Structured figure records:
● ● ● ● ● ● ●

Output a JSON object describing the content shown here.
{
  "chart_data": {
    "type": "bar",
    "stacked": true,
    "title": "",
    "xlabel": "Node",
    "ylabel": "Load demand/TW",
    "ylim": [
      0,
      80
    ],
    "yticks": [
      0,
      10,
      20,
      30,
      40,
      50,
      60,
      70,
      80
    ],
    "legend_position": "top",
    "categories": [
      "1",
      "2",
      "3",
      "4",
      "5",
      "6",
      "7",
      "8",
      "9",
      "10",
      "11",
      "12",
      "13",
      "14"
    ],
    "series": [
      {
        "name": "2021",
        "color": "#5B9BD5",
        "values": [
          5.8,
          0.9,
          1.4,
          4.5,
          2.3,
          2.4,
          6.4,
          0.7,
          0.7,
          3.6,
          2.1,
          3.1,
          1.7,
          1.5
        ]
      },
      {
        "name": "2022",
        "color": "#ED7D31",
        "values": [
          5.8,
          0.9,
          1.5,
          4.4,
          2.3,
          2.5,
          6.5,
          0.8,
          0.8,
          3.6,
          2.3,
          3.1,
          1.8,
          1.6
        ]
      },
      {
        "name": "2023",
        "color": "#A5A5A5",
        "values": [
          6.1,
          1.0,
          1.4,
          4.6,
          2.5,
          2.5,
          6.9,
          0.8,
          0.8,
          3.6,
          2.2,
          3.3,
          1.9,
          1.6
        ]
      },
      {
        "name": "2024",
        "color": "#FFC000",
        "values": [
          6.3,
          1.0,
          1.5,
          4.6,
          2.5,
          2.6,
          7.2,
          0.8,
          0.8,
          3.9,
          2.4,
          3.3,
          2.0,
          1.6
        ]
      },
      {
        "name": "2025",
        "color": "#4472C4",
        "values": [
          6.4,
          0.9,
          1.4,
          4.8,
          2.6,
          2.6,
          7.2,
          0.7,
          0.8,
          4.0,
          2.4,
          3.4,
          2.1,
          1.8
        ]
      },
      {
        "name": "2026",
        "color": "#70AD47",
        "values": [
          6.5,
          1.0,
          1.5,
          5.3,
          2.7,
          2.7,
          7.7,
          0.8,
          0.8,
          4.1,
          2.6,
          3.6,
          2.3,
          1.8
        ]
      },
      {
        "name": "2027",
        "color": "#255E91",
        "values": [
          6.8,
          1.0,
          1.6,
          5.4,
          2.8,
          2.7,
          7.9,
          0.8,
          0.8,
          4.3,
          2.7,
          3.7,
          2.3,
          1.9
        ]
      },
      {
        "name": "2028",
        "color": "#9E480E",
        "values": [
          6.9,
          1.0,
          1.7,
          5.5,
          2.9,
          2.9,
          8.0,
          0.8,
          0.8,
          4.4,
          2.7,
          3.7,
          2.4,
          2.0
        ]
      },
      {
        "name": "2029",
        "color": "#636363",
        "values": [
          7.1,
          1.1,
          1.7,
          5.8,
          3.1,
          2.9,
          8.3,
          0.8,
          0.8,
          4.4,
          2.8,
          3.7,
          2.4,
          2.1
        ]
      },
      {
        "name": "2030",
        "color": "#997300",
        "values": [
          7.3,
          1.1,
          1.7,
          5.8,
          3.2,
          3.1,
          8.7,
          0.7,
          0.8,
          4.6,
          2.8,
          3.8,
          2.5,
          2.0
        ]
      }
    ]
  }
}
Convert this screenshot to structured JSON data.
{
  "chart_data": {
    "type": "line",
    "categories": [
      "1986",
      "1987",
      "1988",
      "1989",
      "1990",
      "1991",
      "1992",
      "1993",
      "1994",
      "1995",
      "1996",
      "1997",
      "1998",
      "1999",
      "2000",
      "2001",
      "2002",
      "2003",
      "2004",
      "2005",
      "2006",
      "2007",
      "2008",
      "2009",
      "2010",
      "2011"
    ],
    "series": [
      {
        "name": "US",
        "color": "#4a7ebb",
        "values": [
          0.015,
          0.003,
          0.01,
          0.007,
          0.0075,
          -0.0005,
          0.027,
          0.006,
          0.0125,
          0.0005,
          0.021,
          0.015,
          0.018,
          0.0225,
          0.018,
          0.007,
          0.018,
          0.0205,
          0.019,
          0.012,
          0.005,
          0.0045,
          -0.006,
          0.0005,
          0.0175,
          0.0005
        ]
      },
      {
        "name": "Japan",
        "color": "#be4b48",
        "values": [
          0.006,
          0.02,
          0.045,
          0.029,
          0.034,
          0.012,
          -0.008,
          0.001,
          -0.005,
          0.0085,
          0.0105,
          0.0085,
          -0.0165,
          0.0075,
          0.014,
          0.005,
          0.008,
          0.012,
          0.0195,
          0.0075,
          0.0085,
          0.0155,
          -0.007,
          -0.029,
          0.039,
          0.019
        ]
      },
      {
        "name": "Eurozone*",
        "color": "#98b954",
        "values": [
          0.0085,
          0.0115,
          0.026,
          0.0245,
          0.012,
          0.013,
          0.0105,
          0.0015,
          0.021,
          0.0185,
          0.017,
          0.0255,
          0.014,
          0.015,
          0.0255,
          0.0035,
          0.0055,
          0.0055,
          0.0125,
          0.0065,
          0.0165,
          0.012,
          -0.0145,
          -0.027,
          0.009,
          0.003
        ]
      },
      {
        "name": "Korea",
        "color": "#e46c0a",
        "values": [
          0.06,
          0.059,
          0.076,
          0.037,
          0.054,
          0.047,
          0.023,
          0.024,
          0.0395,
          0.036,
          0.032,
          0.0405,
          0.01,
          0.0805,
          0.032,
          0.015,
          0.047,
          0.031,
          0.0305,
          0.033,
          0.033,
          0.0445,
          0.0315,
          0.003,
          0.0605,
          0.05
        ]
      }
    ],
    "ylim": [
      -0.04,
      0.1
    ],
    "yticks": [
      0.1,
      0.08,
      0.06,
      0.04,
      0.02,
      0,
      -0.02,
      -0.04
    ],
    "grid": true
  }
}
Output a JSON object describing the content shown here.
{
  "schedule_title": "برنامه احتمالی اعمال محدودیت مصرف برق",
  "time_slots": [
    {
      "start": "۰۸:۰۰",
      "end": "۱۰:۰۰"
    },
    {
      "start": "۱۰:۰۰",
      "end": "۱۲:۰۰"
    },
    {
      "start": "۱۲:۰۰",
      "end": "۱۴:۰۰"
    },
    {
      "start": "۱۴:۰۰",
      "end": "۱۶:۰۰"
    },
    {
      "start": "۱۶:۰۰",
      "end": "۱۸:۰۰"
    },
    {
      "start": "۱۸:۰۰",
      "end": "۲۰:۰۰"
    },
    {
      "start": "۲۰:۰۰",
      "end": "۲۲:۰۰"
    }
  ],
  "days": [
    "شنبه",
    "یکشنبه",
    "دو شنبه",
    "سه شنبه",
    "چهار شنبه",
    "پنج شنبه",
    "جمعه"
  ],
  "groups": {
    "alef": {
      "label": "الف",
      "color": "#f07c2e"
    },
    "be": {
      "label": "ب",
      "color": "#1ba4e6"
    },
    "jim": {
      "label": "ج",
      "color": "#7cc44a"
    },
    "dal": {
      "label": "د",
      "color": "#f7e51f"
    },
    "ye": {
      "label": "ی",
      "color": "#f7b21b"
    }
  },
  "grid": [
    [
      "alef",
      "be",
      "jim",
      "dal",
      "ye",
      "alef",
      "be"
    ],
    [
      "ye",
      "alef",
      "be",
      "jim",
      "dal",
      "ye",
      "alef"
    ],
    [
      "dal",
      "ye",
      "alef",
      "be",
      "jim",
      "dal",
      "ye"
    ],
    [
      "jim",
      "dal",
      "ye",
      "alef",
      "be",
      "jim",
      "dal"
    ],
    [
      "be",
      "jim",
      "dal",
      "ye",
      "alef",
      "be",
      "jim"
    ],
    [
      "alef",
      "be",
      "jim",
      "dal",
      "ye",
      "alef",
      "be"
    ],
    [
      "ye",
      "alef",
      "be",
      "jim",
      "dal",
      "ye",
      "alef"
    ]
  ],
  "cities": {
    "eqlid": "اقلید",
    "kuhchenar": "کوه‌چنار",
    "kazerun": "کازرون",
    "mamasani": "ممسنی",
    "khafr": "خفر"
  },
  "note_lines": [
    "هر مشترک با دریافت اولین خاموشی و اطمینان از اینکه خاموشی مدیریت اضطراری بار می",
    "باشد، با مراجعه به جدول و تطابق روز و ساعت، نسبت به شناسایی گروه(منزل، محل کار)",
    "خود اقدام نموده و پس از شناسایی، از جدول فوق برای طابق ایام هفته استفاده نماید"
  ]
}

● ● ● ● ● ● ●

## What you are asked to do
Report every line containing the word "start" from the listing above.

## Response
      "start": "۰۸:۰۰",
      "start": "۱۰:۰۰",
      "start": "۱۲:۰۰",
      "start": "۱۴:۰۰",
      "start": "۱۶:۰۰",
      "start": "۱۸:۰۰",
      "start": "۲۰:۰۰",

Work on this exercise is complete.